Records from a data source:
+ + + + +

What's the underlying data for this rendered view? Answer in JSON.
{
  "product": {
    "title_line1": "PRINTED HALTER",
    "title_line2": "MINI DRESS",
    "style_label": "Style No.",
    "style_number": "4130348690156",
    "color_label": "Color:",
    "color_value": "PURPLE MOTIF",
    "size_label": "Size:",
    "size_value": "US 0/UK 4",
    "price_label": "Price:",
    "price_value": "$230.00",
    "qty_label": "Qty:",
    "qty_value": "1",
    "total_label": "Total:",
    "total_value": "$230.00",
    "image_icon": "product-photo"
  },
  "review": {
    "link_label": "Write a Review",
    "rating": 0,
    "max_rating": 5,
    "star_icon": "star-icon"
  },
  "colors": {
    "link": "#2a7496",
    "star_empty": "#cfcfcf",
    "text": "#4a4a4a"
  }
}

+ + + + +

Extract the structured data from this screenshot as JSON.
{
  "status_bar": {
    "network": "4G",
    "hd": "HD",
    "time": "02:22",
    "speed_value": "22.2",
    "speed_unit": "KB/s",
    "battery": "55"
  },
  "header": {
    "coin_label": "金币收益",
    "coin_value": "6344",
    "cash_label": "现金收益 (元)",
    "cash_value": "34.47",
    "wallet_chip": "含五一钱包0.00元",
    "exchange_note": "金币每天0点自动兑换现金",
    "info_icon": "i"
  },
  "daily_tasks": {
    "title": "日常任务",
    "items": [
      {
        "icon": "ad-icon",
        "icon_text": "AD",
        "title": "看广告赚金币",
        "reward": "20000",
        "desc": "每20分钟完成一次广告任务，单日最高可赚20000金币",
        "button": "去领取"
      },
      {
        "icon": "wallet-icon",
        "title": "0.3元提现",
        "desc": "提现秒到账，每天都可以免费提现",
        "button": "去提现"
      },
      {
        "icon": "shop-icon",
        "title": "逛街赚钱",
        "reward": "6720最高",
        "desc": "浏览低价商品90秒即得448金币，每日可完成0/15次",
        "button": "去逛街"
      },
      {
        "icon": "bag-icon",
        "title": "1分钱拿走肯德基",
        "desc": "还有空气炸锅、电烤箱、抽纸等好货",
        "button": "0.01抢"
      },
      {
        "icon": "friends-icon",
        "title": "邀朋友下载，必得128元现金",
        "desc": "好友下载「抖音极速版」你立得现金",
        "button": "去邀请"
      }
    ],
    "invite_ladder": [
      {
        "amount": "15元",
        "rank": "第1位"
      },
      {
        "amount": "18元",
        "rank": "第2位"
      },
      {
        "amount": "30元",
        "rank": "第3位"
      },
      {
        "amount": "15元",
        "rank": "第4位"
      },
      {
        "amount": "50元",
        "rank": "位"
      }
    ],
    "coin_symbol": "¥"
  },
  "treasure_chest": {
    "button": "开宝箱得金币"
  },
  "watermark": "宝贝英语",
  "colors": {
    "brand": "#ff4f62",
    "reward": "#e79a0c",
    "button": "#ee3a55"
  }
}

+ + + + +

Task details: Pick out each line in the material containing "JSON".

Correct answer:
What's the underlying data for this rendered view? Answer in JSON.
Extract the structured data from this screenshot as JSON.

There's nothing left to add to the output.